Daimler faces massive fine in diesel probe

Mercedes-Benz parent company Daimler could be set for a massive fine in Germany over diesel trickery, as prosecutors confirmed Wednesday they had opened a probe similar to one that cost Volkswagen one billion euros

Daimler faces massive fine in diesel probe
The Mercedes-Benz star. Photo: DPA

“We opened a fine procedure yesterday” against the high-end car giant, a spokesman for prosecutors in car industry bastion Stuttgart told AFP.

Like VW, Daimler is suspected of building “defeat device” functions into its motor control software that allowed cars to reduce harmful emissions when undergoing regulatory tests.

Prosecutors have already fined Volkswagen one billion euros and VW 
subsidiary Audi 800 million in such cases.

SEE ALSO: Despite setbacks, Volkswagen boasts sales record in 2018

Officials said managers failed in their duty to supervise the firms' activities.

In a statement, Daimler confirmed the probe and said it would “continue to  cooperate fully” with prosecutors.

● **Entries from a dataset**
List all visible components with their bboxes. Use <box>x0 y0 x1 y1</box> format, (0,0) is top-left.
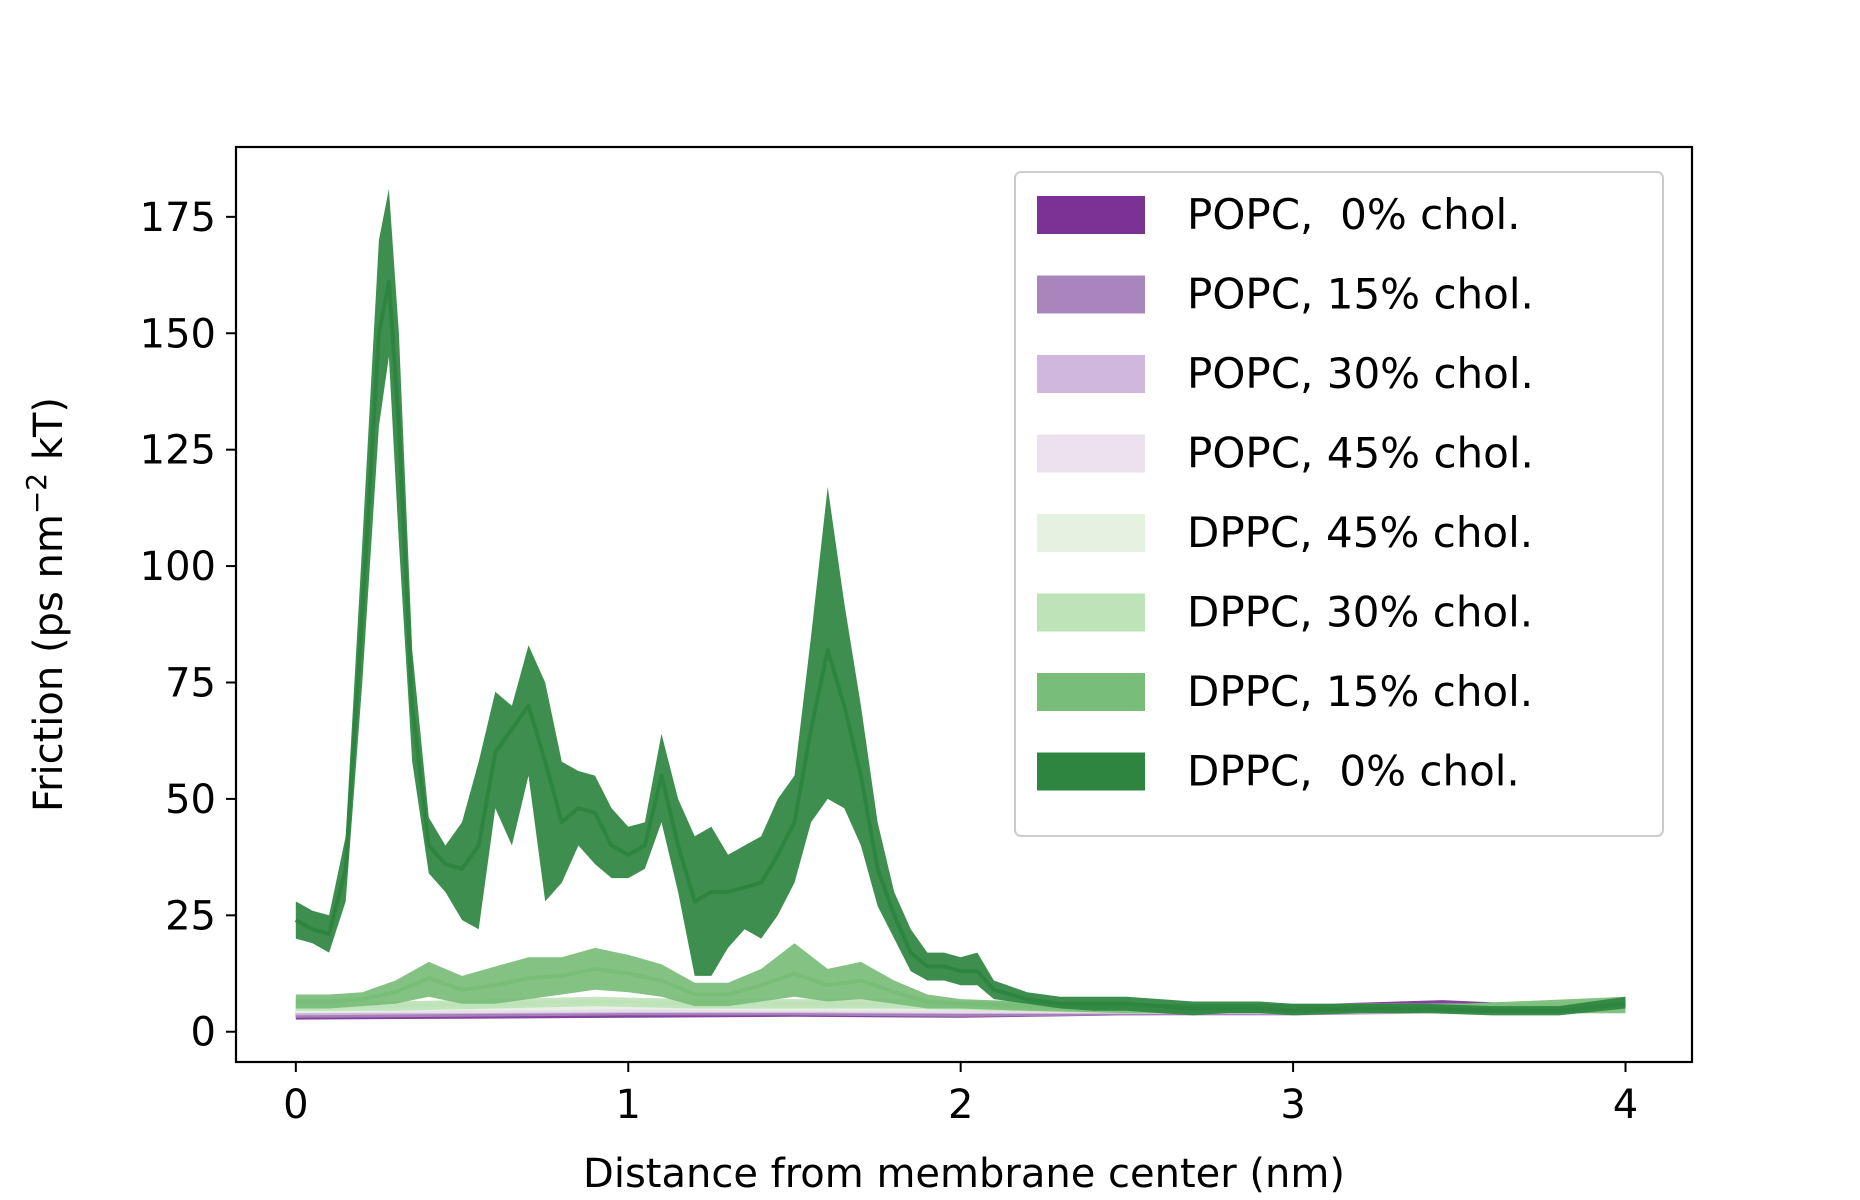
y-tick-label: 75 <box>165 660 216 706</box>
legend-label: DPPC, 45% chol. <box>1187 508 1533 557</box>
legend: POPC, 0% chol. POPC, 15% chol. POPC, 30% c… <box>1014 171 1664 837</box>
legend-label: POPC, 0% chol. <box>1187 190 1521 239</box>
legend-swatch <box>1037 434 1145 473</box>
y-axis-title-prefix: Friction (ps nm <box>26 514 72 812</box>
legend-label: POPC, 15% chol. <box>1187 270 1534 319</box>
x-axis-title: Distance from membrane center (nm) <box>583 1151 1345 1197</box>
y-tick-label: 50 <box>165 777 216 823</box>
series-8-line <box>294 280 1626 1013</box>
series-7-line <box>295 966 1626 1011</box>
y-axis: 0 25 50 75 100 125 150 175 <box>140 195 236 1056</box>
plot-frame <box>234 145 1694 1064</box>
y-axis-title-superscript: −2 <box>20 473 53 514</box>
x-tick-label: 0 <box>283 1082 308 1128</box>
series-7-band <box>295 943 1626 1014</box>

● **AIM**
Pick up the Daimler diesel probe article after its final sentence and continue it. The lines above are separate material with no connection to the Daimler article.

● **ANSWER TO THE PROBLEM**
Beyond the Mercedes-Benz maker, VW sports car subsidiary Porsche and 
components supplier Bosch both face open fine proceedings.

SEE ALSO: Porsche faces fresh fine over 2015 diesel cheating scandal

And on top of the probe into the company itself over so-called “administrative offences”, four Daimler managers are the target of a criminal investigation for fraud and false advertising linked to the practice.

Transport authority KBA has ordered the Stuttgart-based group to recall 700,000 vehicles worldwide, including 280,000 in Germany, over illegal software — a ruling Daimler is appealing.

Diesel investigations have been running since 2015, when Volkswagen admitted to building defeat devices into 11 million cars worldwide.

Several senior executives at VW remain under investigation, while tens of 
thousands of car owners are pursuing it in court.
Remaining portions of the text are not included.